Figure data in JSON
────────────────

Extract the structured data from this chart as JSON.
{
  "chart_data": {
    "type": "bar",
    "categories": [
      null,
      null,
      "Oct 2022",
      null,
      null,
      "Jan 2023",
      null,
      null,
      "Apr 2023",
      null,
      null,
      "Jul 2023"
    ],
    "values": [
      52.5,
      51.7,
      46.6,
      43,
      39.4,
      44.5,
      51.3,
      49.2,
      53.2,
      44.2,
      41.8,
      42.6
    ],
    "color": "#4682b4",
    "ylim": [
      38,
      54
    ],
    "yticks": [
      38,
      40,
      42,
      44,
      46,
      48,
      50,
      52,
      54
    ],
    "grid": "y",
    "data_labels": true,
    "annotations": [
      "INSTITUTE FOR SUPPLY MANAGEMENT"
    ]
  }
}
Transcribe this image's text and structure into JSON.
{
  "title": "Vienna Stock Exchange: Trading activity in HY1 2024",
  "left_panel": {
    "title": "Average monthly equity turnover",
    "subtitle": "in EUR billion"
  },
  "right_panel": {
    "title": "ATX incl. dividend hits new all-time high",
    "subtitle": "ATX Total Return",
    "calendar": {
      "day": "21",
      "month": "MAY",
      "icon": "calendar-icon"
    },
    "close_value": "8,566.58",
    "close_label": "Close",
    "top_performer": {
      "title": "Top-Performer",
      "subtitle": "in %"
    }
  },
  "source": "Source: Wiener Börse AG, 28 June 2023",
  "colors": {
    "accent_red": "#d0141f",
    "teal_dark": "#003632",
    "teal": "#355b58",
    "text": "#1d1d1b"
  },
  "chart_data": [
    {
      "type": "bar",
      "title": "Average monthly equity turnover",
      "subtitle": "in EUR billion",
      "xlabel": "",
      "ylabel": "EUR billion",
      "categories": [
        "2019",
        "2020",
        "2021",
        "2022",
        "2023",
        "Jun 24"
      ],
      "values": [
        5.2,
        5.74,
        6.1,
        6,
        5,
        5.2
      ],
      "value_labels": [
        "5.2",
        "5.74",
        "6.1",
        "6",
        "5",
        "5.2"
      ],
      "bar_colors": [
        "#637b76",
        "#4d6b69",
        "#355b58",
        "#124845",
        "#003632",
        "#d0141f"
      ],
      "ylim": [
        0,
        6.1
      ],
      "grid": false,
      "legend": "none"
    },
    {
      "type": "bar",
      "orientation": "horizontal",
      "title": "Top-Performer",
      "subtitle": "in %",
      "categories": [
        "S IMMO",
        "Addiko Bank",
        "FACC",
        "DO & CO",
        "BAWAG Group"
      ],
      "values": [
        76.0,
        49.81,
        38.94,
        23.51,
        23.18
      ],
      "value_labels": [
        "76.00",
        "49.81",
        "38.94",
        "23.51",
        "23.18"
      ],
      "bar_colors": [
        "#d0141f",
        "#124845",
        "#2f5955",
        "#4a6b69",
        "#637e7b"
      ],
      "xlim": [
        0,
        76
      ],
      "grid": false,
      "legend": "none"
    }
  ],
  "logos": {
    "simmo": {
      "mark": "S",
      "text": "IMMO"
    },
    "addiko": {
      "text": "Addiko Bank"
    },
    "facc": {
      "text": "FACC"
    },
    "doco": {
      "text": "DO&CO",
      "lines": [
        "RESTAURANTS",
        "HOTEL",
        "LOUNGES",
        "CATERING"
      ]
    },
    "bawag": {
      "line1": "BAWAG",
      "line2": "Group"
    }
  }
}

────────────────

## JOB
Transcribe each entry precisely, missing none.

## SOLUTION FOR THIS TASK
Extract the structured data from this chart as JSON.
{
  "chart_data": {
    "type": "bar",
    "categories": [
      null,
      null,
      "Oct 2022",
      null,
      null,
      "Jan 2023",
      null,
      null,
      "Apr 2023",
      null,
      null,
      "Jul 2023"
    ],
    "values": [
      52.5,
      51.7,
      46.6,
      43,
      39.4,
      44.5,
      51.3,
      49.2,
      53.2,
      44.2,
      41.8,
      42.6
    ],
    "color": "#4682b4",
    "ylim": [
      38,
      54
    ],
    "yticks": [
      38,
      40,
      42,
      44,
      46,
      48,
      50,
      52,
      54
    ],
    "grid": "y",
    "data_labels": true,
    "annotations": [
      "INSTITUTE FOR SUPPLY MANAGEMENT"
    ]
  }
}
Transcribe this image's text and structure into JSON.
{
  "title": "Vienna Stock Exchange: Trading activity in HY1 2024",
  "left_panel": {
    "title": "Average monthly equity turnover",
    "subtitle": "in EUR billion"
  },
  "right_panel": {
    "title": "ATX incl. dividend hits new all-time high",
    "subtitle": "ATX Total Return",
    "calendar": {
      "day": "21",
      "month": "MAY",
      "icon": "calendar-icon"
    },
    "close_value": "8,566.58",
    "close_label": "Close",
    "top_performer": {
      "title": "Top-Performer",
      "subtitle": "in %"
    }
  },
  "source": "Source: Wiener Börse AG, 28 June 2023",
  "colors": {
    "accent_red": "#d0141f",
    "teal_dark": "#003632",
    "teal": "#355b58",
    "text": "#1d1d1b"
  },
  "chart_data": [
    {
      "type": "bar",
      "title": "Average monthly equity turnover",
      "subtitle": "in EUR billion",
      "xlabel": "",
      "ylabel": "EUR billion",
      "categories": [
        "2019",
        "2020",
        "2021",
        "2022",
        "2023",
        "Jun 24"
      ],
      "values": [
        5.2,
        5.74,
        6.1,
        6,
        5,
        5.2
      ],
      "value_labels": [
        "5.2",
        "5.74",
        "6.1",
        "6",
        "5",
        "5.2"
      ],
      "bar_colors": [
        "#637b76",
        "#4d6b69",
        "#355b58",
        "#124845",
        "#003632",
        "#d0141f"
      ],
      "ylim": [
        0,
        6.1
      ],
      "grid": false,
      "legend": "none"
    },
    {
      "type": "bar",
      "orientation": "horizontal",
      "title": "Top-Performer",
      "subtitle": "in %",
      "categories": [
        "S IMMO",
        "Addiko Bank",
        "FACC",
        "DO & CO",
        "BAWAG Group"
      ],
      "values": [
        76.0,
        49.81,
        38.94,
        23.51,
        23.18
      ],
      "value_labels": [
        "76.00",
        "49.81",
        "38.94",
        "23.51",
        "23.18"
      ],
      "bar_colors": [
        "#d0141f",
        "#124845",
        "#2f5955",
        "#4a6b69",
        "#637e7b"
      ],
      "xlim": [
        0,
        76
      ],
      "grid": false,
      "legend": "none"
    }
  ],
  "logos": {
    "simmo": {
      "mark": "S",
      "text": "IMMO"
    },
    "addiko": {
      "text": "Addiko Bank"
    },
    "facc": {
      "text": "FACC"
    },
    "doco": {
      "text": "DO&CO",
      "lines": [
        "RESTAURANTS",
        "HOTEL",
        "LOUNGES",
        "CATERING"
      ]
    },
    "bawag": {
      "line1": "BAWAG",
      "line2": "Group"
    }
  }
}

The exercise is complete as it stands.